OBJECTIVE
Read the material below. Count the lines containing "years" and give that count alone.

INPUT RECORDS

--- begin ---

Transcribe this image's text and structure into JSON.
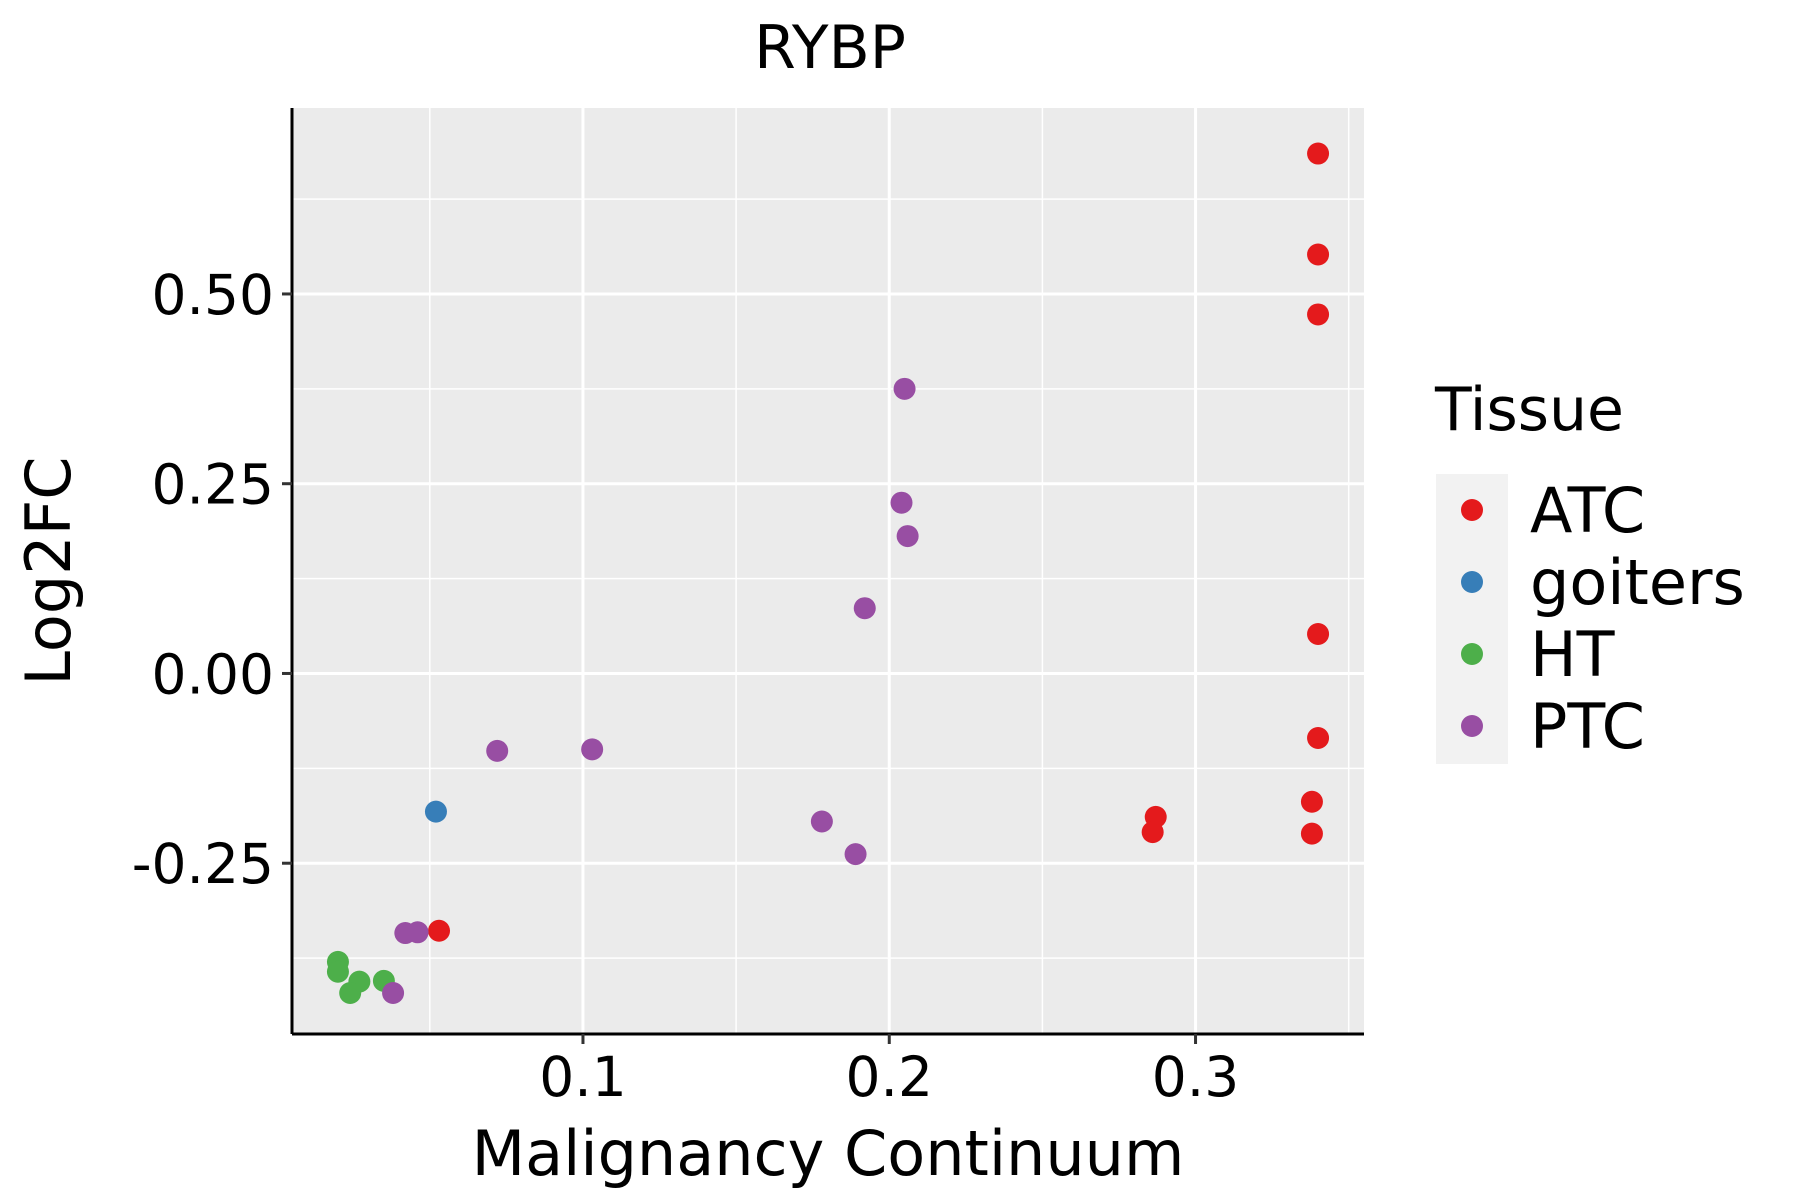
{
  "chart_data": {
    "type": "scatter",
    "title": "RYBP",
    "xlabel": "Malignancy Continuum",
    "ylabel": "Log2FC",
    "xlim": [
      0.005,
      0.355
    ],
    "ylim": [
      -0.475,
      0.745
    ],
    "x_ticks": [
      0.1,
      0.2,
      0.3
    ],
    "x_tick_labels": [
      "0.1",
      "0.2",
      "0.3"
    ],
    "y_ticks": [
      0.5,
      0.25,
      0.0,
      -0.25
    ],
    "y_tick_labels": [
      "0.50",
      "0.25",
      "0.00",
      "-0.25"
    ],
    "grid": true,
    "legend": {
      "title": "Tissue",
      "placement": "right",
      "entries": [
        {
          "name": "ATC",
          "color": "#E41A1C"
        },
        {
          "name": "goiters",
          "color": "#377EB8"
        },
        {
          "name": "HT",
          "color": "#4DAF4A"
        },
        {
          "name": "PTC",
          "color": "#984EA3"
        }
      ]
    },
    "series": [
      {
        "name": "ATC",
        "color": "#E41A1C",
        "points": [
          {
            "x": 0.34,
            "y": 0.685
          },
          {
            "x": 0.34,
            "y": 0.552
          },
          {
            "x": 0.34,
            "y": 0.473
          },
          {
            "x": 0.34,
            "y": 0.052
          },
          {
            "x": 0.34,
            "y": -0.085
          },
          {
            "x": 0.338,
            "y": -0.169
          },
          {
            "x": 0.338,
            "y": -0.211
          },
          {
            "x": 0.287,
            "y": -0.189
          },
          {
            "x": 0.286,
            "y": -0.209
          },
          {
            "x": 0.053,
            "y": -0.339
          }
        ]
      },
      {
        "name": "goiters",
        "color": "#377EB8",
        "points": [
          {
            "x": 0.052,
            "y": -0.182
          }
        ]
      },
      {
        "name": "HT",
        "color": "#4DAF4A",
        "points": [
          {
            "x": 0.02,
            "y": -0.38
          },
          {
            "x": 0.02,
            "y": -0.393
          },
          {
            "x": 0.027,
            "y": -0.406
          },
          {
            "x": 0.024,
            "y": -0.421
          },
          {
            "x": 0.035,
            "y": -0.405
          }
        ]
      },
      {
        "name": "PTC",
        "color": "#984EA3",
        "points": [
          {
            "x": 0.205,
            "y": 0.375
          },
          {
            "x": 0.204,
            "y": 0.225
          },
          {
            "x": 0.206,
            "y": 0.181
          },
          {
            "x": 0.192,
            "y": 0.086
          },
          {
            "x": 0.072,
            "y": -0.102
          },
          {
            "x": 0.103,
            "y": -0.1
          },
          {
            "x": 0.178,
            "y": -0.195
          },
          {
            "x": 0.189,
            "y": -0.238
          },
          {
            "x": 0.042,
            "y": -0.342
          },
          {
            "x": 0.046,
            "y": -0.341
          },
          {
            "x": 0.038,
            "y": -0.421
          }
        ]
      }
    ]
  }
}
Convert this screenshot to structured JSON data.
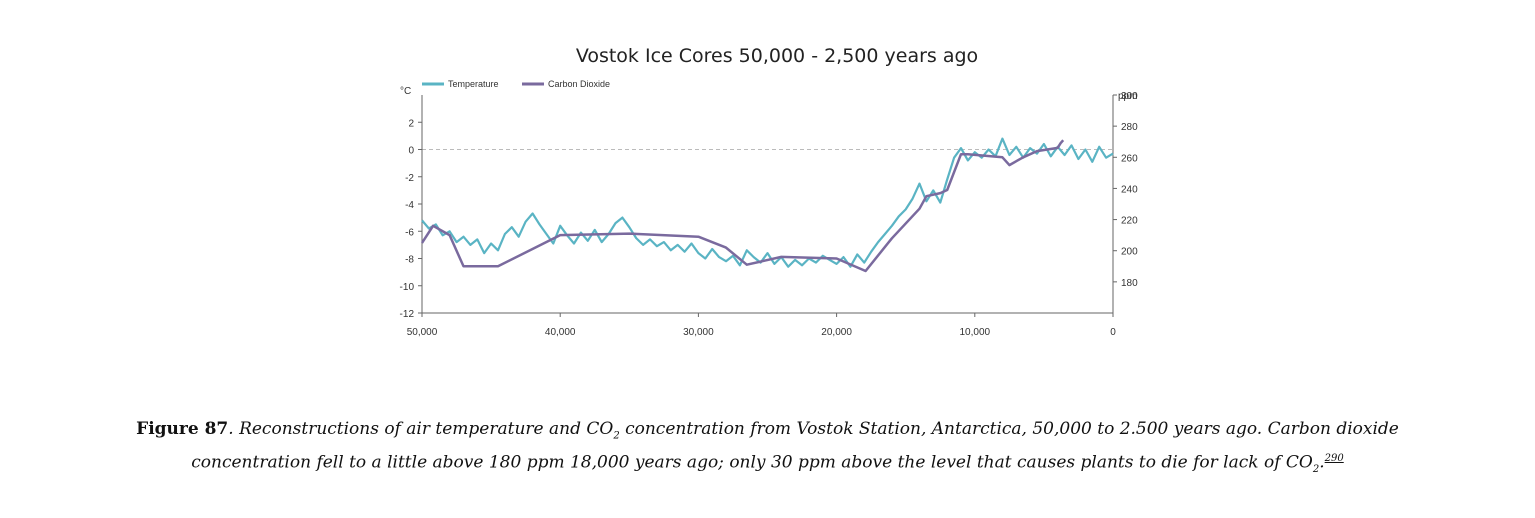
{
  "chart_data": {
    "type": "line",
    "title": "Vostok Ice Cores 50,000 - 2,500 years ago",
    "xlabel": "",
    "ylabel_left": "°C",
    "ylabel_right": "ppm",
    "xlim": [
      50000,
      0
    ],
    "ylim_left": [
      -12,
      4
    ],
    "ylim_right": [
      160,
      300
    ],
    "x_ticks": [
      50000,
      40000,
      30000,
      20000,
      10000,
      0
    ],
    "x_tick_labels": [
      "50,000",
      "40,000",
      "30,000",
      "20,000",
      "10,000",
      "0"
    ],
    "y_left_ticks": [
      2,
      0,
      -2,
      -4,
      -6,
      -8,
      -10,
      -12
    ],
    "y_left_tick_labels": [
      "2",
      "0",
      "-2",
      "-4",
      "-6",
      "-8",
      "-10",
      "-12"
    ],
    "y_right_ticks": [
      300,
      280,
      260,
      240,
      220,
      200,
      180
    ],
    "y_right_tick_labels": [
      "300",
      "280",
      "260",
      "240",
      "220",
      "200",
      "180"
    ],
    "legend": [
      "Temperature",
      "Carbon Dioxide"
    ],
    "legend_position": "top-left",
    "series": [
      {
        "name": "Temperature",
        "axis": "left",
        "color": "#5ab4c4",
        "x": [
          50000,
          49500,
          49000,
          48500,
          48000,
          47500,
          47000,
          46500,
          46000,
          45500,
          45000,
          44500,
          44000,
          43500,
          43000,
          42500,
          42000,
          41500,
          41000,
          40500,
          40000,
          39500,
          39000,
          38500,
          38000,
          37500,
          37000,
          36500,
          36000,
          35500,
          35000,
          34500,
          34000,
          33500,
          33000,
          32500,
          32000,
          31500,
          31000,
          30500,
          30000,
          29500,
          29000,
          28500,
          28000,
          27500,
          27000,
          26500,
          26000,
          25500,
          25000,
          24500,
          24000,
          23500,
          23000,
          22500,
          22000,
          21500,
          21000,
          20500,
          20000,
          19500,
          19000,
          18500,
          18000,
          17500,
          17000,
          16500,
          16000,
          15500,
          15000,
          14500,
          14000,
          13500,
          13000,
          12500,
          12000,
          11500,
          11000,
          10500,
          10000,
          9500,
          9000,
          8500,
          8000,
          7500,
          7000,
          6500,
          6000,
          5500,
          5000,
          4500,
          4000,
          3500,
          3000,
          2500,
          2000,
          1500,
          1000,
          500,
          0
        ],
        "values": [
          -5.2,
          -5.8,
          -5.5,
          -6.3,
          -6.0,
          -6.8,
          -6.4,
          -7.0,
          -6.6,
          -7.6,
          -6.9,
          -7.4,
          -6.2,
          -5.7,
          -6.4,
          -5.3,
          -4.7,
          -5.5,
          -6.2,
          -6.9,
          -5.6,
          -6.3,
          -6.9,
          -6.1,
          -6.7,
          -5.9,
          -6.8,
          -6.2,
          -5.4,
          -5.0,
          -5.7,
          -6.5,
          -7.0,
          -6.6,
          -7.1,
          -6.8,
          -7.4,
          -7.0,
          -7.5,
          -6.9,
          -7.6,
          -8.0,
          -7.3,
          -7.9,
          -8.2,
          -7.8,
          -8.5,
          -7.4,
          -7.9,
          -8.3,
          -7.6,
          -8.4,
          -7.9,
          -8.6,
          -8.1,
          -8.5,
          -8.0,
          -8.3,
          -7.8,
          -8.1,
          -8.4,
          -7.9,
          -8.6,
          -7.7,
          -8.3,
          -7.5,
          -6.8,
          -6.2,
          -5.6,
          -4.9,
          -4.4,
          -3.6,
          -2.5,
          -3.8,
          -3.0,
          -3.9,
          -2.2,
          -0.6,
          0.1,
          -0.8,
          -0.2,
          -0.6,
          0.0,
          -0.5,
          0.8,
          -0.4,
          0.2,
          -0.6,
          0.1,
          -0.3,
          0.4,
          -0.5,
          0.2,
          -0.4,
          0.3,
          -0.7,
          0.0,
          -0.9,
          0.2,
          -0.6,
          -0.3
        ],
        "values_note": "approximate"
      },
      {
        "name": "Carbon Dioxide",
        "axis": "right",
        "color": "#7a6a9e",
        "x": [
          50000,
          49200,
          48000,
          47000,
          44500,
          40000,
          35000,
          30000,
          28000,
          26500,
          24000,
          20000,
          17900,
          16000,
          14000,
          13500,
          12500,
          12000,
          11000,
          10500,
          8000,
          7500,
          6500,
          5500,
          4000,
          3800,
          3600
        ],
        "values": [
          205,
          216,
          210,
          190,
          190,
          210,
          211,
          209,
          202,
          191,
          196,
          195,
          187,
          208,
          227,
          235,
          237,
          239,
          262,
          262,
          260,
          255,
          260,
          264,
          266,
          269,
          271
        ]
      }
    ]
  },
  "caption": {
    "label": "Figure 87",
    "text_a": ". Reconstructions of air temperature and CO",
    "sub_a": "2",
    "text_b": " concentration from Vostok Station, Antarctica, 50,000 to 2.500 years ago. Carbon dioxide concentration fell to a little above 180 ppm 18,000 years ago; only 30 ppm above the level that causes plants to die for lack of CO",
    "sub_b": "2",
    "text_c": ".",
    "footnote": "290"
  }
}
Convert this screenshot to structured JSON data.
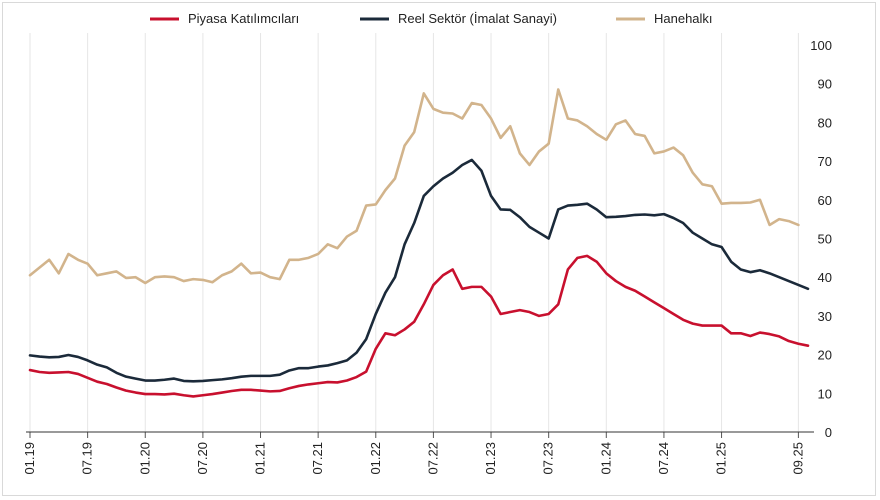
{
  "chart_data": {
    "type": "line",
    "title": "",
    "xlabel": "",
    "ylabel": "",
    "ylim": [
      0,
      100
    ],
    "y_ticks": [
      0,
      10,
      20,
      30,
      40,
      50,
      60,
      70,
      80,
      90,
      100
    ],
    "y_axis_side": "right",
    "grid": "vertical",
    "legend_position": "top",
    "x_tick_labels": [
      "01.19",
      "07.19",
      "01.20",
      "07.20",
      "01.21",
      "07.21",
      "01.22",
      "07.22",
      "01.23",
      "07.23",
      "01.24",
      "07.24",
      "01.25",
      "09.25"
    ],
    "x_tick_months": [
      0,
      6,
      12,
      18,
      24,
      30,
      36,
      42,
      48,
      54,
      60,
      66,
      72,
      80
    ],
    "series": [
      {
        "name": "Piyasa Katılımcıları",
        "color": "#c8102e",
        "values": [
          16.0,
          15.5,
          15.3,
          15.4,
          15.5,
          15.0,
          14.0,
          13.0,
          12.4,
          11.5,
          10.7,
          10.2,
          9.8,
          9.8,
          9.7,
          9.9,
          9.5,
          9.2,
          9.5,
          9.8,
          10.2,
          10.6,
          10.9,
          10.9,
          10.7,
          10.5,
          10.6,
          11.3,
          11.9,
          12.3,
          12.6,
          12.9,
          12.8,
          13.3,
          14.2,
          15.6,
          21.5,
          25.5,
          25.0,
          26.5,
          28.5,
          33.0,
          38.0,
          40.5,
          42.0,
          37.0,
          37.5,
          37.5,
          35.0,
          30.5,
          31.0,
          31.5,
          31.0,
          30.0,
          30.5,
          33.0,
          42.0,
          45.0,
          45.5,
          44.0,
          41.0,
          39.0,
          37.5,
          36.5,
          35.0,
          33.5,
          32.0,
          30.5,
          29.0,
          28.0,
          27.5,
          27.5,
          27.5,
          25.5,
          25.5,
          24.8,
          25.7,
          25.3,
          24.7,
          23.5,
          22.8,
          22.3
        ]
      },
      {
        "name": "Reel Sektör (İmalat Sanayi)",
        "color": "#1b2a3a",
        "values": [
          19.8,
          19.5,
          19.3,
          19.4,
          19.9,
          19.4,
          18.5,
          17.4,
          16.7,
          15.3,
          14.3,
          13.8,
          13.3,
          13.3,
          13.5,
          13.8,
          13.2,
          13.1,
          13.2,
          13.4,
          13.6,
          13.9,
          14.3,
          14.5,
          14.5,
          14.5,
          14.8,
          15.9,
          16.5,
          16.5,
          16.9,
          17.2,
          17.8,
          18.5,
          20.5,
          24.0,
          30.5,
          36.0,
          40.0,
          48.5,
          54.0,
          61.0,
          63.5,
          65.5,
          67.0,
          69.0,
          70.3,
          67.5,
          61.0,
          57.5,
          57.4,
          55.5,
          53.0,
          51.5,
          50.0,
          57.5,
          58.5,
          58.7,
          59.0,
          57.5,
          55.5,
          55.6,
          55.8,
          56.1,
          56.2,
          56.0,
          56.3,
          55.3,
          54.0,
          51.5,
          50.0,
          48.5,
          47.8,
          44.0,
          42.0,
          41.3,
          41.8,
          41.0,
          40.0,
          39.0,
          38.0,
          37.0
        ]
      },
      {
        "name": "Hanehalkı",
        "color": "#d2b48c",
        "values": [
          40.5,
          42.5,
          44.5,
          41.0,
          46.0,
          44.5,
          43.5,
          40.5,
          41.0,
          41.5,
          39.8,
          40.0,
          38.5,
          40.0,
          40.2,
          40.0,
          39.0,
          39.5,
          39.3,
          38.7,
          40.5,
          41.5,
          43.5,
          41.0,
          41.2,
          40.0,
          39.5,
          44.5,
          44.5,
          45.0,
          46.0,
          48.5,
          47.5,
          50.5,
          52.0,
          58.5,
          58.8,
          62.5,
          65.5,
          74.0,
          77.5,
          87.5,
          83.5,
          82.5,
          82.3,
          81.0,
          85.0,
          84.5,
          81.0,
          76.0,
          79.0,
          72.0,
          69.0,
          72.5,
          74.5,
          88.5,
          81.0,
          80.5,
          79.0,
          77.0,
          75.5,
          79.5,
          80.5,
          77.0,
          76.5,
          72.0,
          72.5,
          73.5,
          71.5,
          67.0,
          64.0,
          63.5,
          59.0,
          59.2,
          59.2,
          59.3,
          60.0,
          53.5,
          55.0,
          54.5,
          53.5
        ]
      }
    ]
  }
}
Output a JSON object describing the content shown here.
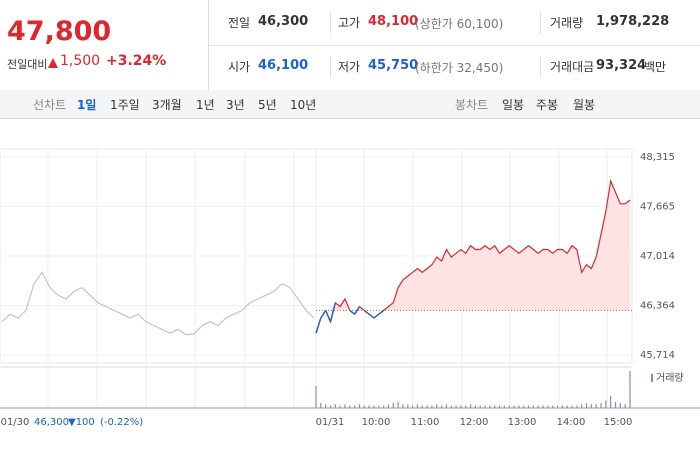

--- end ---

RESPONSE TO THIS TASK
2